● **Task to carry out**: Revise the MotorStorm text from "MotorStorm was featured" to "on 20 June.", replacing "best-selling" with "top-selling".
(Beginning of Passage for review)
Despite the closure of the multiplayer servers in 2012, it was still possible to download the game updates, as they were required for DLC compatibility. While most PS3 games search for updates from the XMB or after starting them, this game required the user to enter the now-defunct online modes in order to trigger the updating process. The most recent update was version 3.1, but it is no longer officially available to download, despite the DLC being still available for purchase on the PlayStation Store. However, a workaround for both the multiplayer and the game updates download was found in November 2021.

PlayStation Home
In PlayStation Home in October 2009, a MotorStorm themed personal apartment was released to all four versions of Home, being Asia, Europe, Japan, and North America. The apartment was called the "MotorStorm Monument Valley Campsite" and could be purchased from the Home Estates store in Home's shopping complex. There were also sixteen MotorStorm themed furniture items that could be purchased to go along with the apartment, including a sofa constructed from a mangled skateboard, the clapped out car seat from one of the original MotorStorm vehicles and a smouldering barbecue cunningly fashioned from an old oil-drum and other nondescript pieces of junk. These were possible to purchase from the Furniture store in Home's shopping complex.

MotorStorm was featured at E3 2007 as fully supporting game launching in PlayStation Home, but was released without this feature. Its successor, MotorStorm: Pacific Rift, however, did fully support game launching in Home. Although it does not fully support the feature, it could still be game launched through the Universal Game Launching method which does not have all of the features of a game that would have full support for game launching.

Release
MotorStorm was officially released in Japan on 14 December 2006, where it became the best-selling PlayStation 3 game; and in March 2007 in North America and Europe, the latter as part of the European PlayStation 3 launch on 23 March. Both the North American and European versions include online play, which was not included in the Japanese version at the time of its release. Online play for Japan was released in an update on 20 June.

By 9 July 2007, MotorStorm had sold more than one million copies in North America.
As of October 2011 MotorStorm has sold 3.5 million copies worldwide.
(End of Passage for review)
(Beginning of Data excerpts)
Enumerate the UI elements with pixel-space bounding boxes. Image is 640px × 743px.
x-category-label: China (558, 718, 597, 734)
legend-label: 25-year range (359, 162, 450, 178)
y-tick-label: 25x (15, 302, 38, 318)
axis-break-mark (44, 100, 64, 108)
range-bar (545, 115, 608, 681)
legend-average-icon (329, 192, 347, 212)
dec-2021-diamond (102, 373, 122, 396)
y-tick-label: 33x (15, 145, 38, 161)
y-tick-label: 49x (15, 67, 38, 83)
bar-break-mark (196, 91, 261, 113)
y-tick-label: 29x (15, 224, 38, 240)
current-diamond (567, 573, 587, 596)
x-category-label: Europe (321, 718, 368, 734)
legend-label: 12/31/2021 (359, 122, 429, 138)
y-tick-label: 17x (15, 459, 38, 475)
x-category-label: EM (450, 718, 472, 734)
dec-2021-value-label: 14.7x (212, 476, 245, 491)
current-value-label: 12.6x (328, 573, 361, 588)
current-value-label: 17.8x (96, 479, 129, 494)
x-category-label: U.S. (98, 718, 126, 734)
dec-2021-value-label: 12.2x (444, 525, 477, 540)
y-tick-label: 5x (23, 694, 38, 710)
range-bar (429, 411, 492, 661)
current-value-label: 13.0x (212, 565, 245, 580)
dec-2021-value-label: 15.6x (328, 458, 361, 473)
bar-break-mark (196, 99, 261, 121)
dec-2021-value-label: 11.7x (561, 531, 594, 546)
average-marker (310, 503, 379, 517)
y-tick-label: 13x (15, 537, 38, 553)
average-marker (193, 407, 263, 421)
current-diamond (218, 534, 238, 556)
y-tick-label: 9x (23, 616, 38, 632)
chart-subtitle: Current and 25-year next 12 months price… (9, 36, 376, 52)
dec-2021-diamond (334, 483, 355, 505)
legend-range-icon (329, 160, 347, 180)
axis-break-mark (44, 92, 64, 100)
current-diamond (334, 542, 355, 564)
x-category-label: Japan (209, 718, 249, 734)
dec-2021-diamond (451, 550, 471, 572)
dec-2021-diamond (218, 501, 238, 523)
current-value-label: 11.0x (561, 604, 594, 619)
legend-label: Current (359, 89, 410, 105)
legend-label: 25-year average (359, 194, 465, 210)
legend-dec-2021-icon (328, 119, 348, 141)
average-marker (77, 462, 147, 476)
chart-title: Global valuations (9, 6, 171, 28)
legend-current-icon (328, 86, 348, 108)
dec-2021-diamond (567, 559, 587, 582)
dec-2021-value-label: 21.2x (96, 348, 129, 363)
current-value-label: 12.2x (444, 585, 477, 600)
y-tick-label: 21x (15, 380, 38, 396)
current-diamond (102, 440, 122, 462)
(End of Data excerpts)
● **Exercise response**:
MotorStorm was featured at E3 2007 as fully supporting game launching in PlayStation Home, but was released without this feature. Its successor, MotorStorm: Pacific Rift, however, did fully support game launching in Home. Although it does not fully support the feature, it could still be game launched through the Universal Game Launching method which does not have all of the features of a game that would have full support for game launching.

Release
MotorStorm was officially released in Japan on 14 December 2006, where it became the top-selling PlayStation 3 game; and in March 2007 in North America and Europe, the latter as part of the European PlayStation 3 launch on 23 March. Both the North American and European versions include online play, which was not included in the Japanese version at the time of its release. Online play for Japan was released in an update on 20 June.